§ **Dataset entries**:
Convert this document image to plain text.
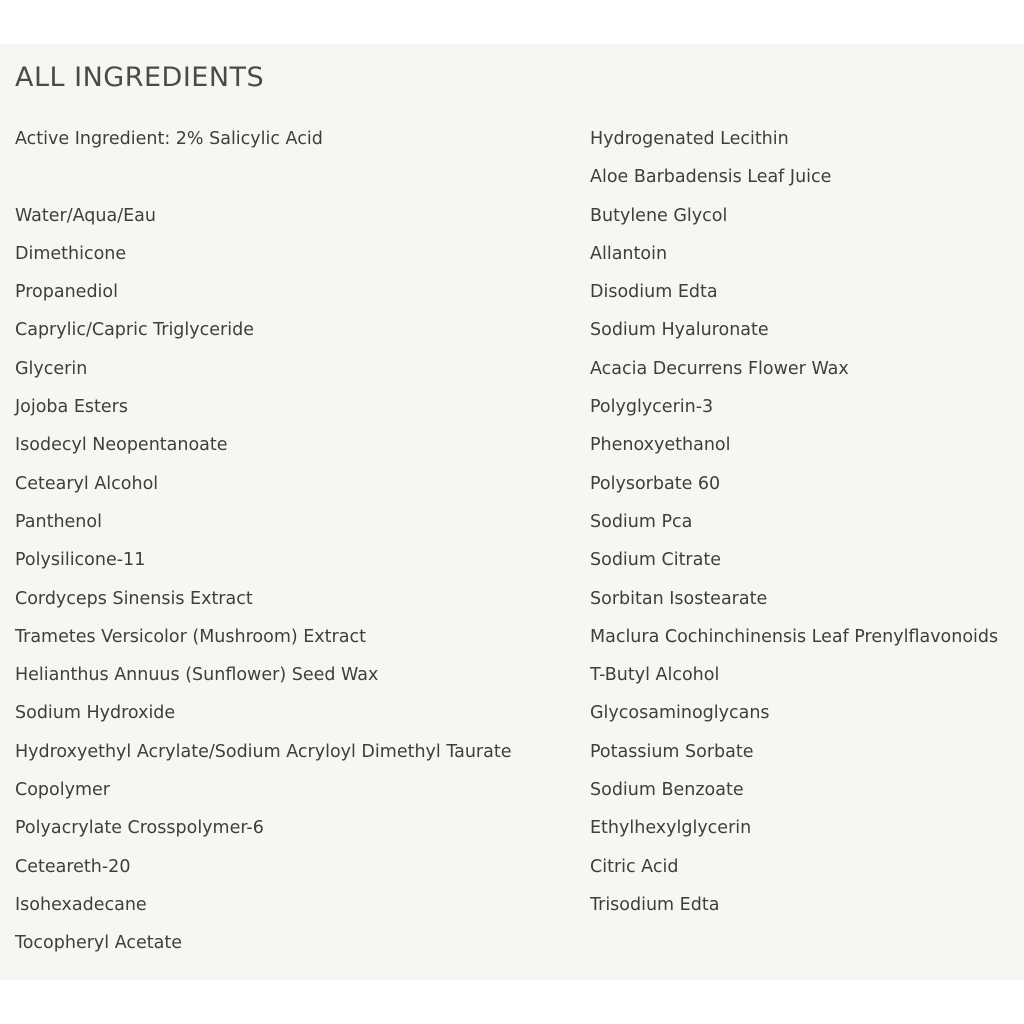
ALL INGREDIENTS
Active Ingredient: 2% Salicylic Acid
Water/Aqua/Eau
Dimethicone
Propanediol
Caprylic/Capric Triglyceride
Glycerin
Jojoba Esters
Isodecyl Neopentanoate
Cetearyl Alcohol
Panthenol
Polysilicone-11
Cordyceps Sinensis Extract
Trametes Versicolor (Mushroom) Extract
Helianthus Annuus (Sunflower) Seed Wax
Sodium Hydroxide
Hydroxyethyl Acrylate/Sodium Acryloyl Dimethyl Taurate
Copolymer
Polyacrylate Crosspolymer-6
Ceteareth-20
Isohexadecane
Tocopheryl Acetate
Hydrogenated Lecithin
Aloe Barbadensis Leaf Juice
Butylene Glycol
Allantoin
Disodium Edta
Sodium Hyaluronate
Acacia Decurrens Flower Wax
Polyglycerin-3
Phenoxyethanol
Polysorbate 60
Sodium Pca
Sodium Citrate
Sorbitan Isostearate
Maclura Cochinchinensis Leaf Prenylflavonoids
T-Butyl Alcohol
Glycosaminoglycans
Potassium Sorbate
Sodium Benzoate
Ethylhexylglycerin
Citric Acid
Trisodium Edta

§ **Goal of the exercise**: Extract every line of the data exactly; pictures stay out.

§ **Result**:
Convert this document image to plain text.
ALL INGREDIENTS
Active Ingredient: 2% Salicylic Acid
Water/Aqua/Eau
Dimethicone
Propanediol
Caprylic/Capric Triglyceride
Glycerin
Jojoba Esters
Isodecyl Neopentanoate
Cetearyl Alcohol
Panthenol
Polysilicone-11
Cordyceps Sinensis Extract
Trametes Versicolor (Mushroom) Extract
Helianthus Annuus (Sunflower) Seed Wax
Sodium Hydroxide
Hydroxyethyl Acrylate/Sodium Acryloyl Dimethyl Taurate
Copolymer
Polyacrylate Crosspolymer-6
Ceteareth-20
Isohexadecane
Tocopheryl Acetate
Hydrogenated Lecithin
Aloe Barbadensis Leaf Juice
Butylene Glycol
Allantoin
Disodium Edta
Sodium Hyaluronate
Acacia Decurrens Flower Wax
Polyglycerin-3
Phenoxyethanol
Polysorbate 60
Sodium Pca
Sodium Citrate
Sorbitan Isostearate
Maclura Cochinchinensis Leaf Prenylflavonoids
T-Butyl Alcohol
Glycosaminoglycans
Potassium Sorbate
Sodium Benzoate
Ethylhexylglycerin
Citric Acid
Trisodium Edta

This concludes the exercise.